Material to process:
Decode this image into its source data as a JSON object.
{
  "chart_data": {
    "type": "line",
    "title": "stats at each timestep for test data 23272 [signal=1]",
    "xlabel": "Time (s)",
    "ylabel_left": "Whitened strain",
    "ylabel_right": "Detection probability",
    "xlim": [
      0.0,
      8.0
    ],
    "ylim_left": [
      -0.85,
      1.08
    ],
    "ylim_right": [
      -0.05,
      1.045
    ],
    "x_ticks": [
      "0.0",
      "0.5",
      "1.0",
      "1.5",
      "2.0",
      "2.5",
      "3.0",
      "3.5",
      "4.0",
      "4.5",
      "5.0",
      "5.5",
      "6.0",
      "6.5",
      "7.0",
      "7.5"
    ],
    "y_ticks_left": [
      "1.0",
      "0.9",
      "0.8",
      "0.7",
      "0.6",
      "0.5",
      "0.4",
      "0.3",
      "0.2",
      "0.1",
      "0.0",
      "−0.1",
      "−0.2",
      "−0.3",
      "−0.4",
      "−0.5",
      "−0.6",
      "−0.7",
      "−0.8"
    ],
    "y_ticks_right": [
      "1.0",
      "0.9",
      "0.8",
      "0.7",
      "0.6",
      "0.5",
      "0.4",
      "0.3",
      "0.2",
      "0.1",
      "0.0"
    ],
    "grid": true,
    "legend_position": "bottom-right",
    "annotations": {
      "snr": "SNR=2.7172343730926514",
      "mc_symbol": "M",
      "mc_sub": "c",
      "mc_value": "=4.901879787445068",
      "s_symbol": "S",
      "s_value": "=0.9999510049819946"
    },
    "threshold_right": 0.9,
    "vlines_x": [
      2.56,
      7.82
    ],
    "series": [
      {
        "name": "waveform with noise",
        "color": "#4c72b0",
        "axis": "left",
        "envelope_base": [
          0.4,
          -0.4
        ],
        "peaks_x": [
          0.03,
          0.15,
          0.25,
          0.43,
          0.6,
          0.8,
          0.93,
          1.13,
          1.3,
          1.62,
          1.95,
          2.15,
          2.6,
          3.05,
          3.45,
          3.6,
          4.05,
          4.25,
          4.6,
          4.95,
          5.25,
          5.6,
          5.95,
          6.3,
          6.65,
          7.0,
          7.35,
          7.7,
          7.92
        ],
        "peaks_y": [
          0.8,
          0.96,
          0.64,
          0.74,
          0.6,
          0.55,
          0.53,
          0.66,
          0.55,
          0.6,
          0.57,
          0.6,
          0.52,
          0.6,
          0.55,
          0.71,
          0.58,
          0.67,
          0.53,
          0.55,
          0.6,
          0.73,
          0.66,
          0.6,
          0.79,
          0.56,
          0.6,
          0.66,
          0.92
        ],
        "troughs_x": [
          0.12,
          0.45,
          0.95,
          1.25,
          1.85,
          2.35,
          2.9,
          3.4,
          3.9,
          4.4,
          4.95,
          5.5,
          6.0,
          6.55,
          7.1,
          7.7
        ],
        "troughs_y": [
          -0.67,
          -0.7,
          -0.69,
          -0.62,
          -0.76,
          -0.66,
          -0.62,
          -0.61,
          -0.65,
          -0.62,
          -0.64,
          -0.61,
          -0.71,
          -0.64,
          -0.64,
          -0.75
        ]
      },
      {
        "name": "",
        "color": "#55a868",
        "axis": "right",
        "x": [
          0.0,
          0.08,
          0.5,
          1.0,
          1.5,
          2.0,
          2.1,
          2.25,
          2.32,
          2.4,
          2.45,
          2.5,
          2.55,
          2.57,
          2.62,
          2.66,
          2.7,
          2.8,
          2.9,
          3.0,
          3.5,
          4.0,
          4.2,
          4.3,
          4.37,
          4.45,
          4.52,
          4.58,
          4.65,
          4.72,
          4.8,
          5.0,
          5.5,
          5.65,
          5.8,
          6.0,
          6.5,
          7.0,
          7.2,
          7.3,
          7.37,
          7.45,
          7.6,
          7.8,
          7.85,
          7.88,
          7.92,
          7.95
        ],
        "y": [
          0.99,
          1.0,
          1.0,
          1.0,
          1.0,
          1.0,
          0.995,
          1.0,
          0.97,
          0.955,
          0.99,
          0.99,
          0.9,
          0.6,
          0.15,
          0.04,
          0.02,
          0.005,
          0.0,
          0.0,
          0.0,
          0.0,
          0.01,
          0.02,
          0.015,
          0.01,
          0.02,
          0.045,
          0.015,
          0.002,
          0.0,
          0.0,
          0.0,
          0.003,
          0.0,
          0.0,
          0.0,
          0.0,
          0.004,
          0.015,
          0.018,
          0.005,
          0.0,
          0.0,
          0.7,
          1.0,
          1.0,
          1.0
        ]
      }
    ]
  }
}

---

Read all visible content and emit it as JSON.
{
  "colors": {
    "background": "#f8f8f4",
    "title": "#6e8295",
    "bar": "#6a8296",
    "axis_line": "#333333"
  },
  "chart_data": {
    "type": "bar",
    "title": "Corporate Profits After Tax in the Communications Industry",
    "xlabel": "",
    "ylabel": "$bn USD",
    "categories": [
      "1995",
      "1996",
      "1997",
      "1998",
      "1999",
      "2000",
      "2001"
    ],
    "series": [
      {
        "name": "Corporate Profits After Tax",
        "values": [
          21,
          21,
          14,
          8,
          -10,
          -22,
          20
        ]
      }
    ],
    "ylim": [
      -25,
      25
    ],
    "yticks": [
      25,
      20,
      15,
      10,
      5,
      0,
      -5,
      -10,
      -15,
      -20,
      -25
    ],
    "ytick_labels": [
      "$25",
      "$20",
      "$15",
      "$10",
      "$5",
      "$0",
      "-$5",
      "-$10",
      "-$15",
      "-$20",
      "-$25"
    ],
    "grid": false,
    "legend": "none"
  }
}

...

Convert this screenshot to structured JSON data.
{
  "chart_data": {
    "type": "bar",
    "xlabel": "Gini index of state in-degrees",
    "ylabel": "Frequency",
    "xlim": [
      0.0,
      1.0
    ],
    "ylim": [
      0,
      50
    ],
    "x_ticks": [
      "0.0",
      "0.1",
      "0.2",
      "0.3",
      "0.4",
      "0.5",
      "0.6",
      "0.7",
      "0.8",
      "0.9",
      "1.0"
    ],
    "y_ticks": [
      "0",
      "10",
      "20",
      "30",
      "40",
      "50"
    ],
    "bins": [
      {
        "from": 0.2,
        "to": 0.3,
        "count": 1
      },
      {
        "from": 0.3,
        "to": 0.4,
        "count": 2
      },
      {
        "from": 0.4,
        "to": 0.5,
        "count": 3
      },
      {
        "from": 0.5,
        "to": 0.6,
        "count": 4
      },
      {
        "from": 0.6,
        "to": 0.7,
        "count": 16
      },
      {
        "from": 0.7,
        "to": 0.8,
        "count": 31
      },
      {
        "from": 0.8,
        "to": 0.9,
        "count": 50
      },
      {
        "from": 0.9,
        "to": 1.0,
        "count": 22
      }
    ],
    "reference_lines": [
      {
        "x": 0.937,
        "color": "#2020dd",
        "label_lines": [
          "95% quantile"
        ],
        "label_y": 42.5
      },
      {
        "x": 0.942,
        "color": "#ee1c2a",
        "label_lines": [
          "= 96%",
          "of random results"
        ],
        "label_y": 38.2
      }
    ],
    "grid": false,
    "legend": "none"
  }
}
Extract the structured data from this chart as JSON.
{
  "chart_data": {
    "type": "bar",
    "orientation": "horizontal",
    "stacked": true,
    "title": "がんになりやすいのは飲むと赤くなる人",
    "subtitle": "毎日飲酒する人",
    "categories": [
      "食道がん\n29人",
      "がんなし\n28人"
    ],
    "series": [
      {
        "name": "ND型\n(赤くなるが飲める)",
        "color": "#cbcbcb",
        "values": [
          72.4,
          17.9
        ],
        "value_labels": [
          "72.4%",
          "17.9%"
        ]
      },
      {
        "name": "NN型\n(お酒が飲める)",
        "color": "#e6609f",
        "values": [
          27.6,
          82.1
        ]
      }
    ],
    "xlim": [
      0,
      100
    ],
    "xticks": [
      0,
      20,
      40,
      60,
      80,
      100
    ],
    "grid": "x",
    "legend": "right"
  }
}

What is asked: Check each line of the records for the word "JSON", and show the lines that contain it.

Expected output:
Decode this image into its source data as a JSON object.
Read all visible content and emit it as JSON.
Convert this screenshot to structured JSON data.
Extract the structured data from this chart as JSON.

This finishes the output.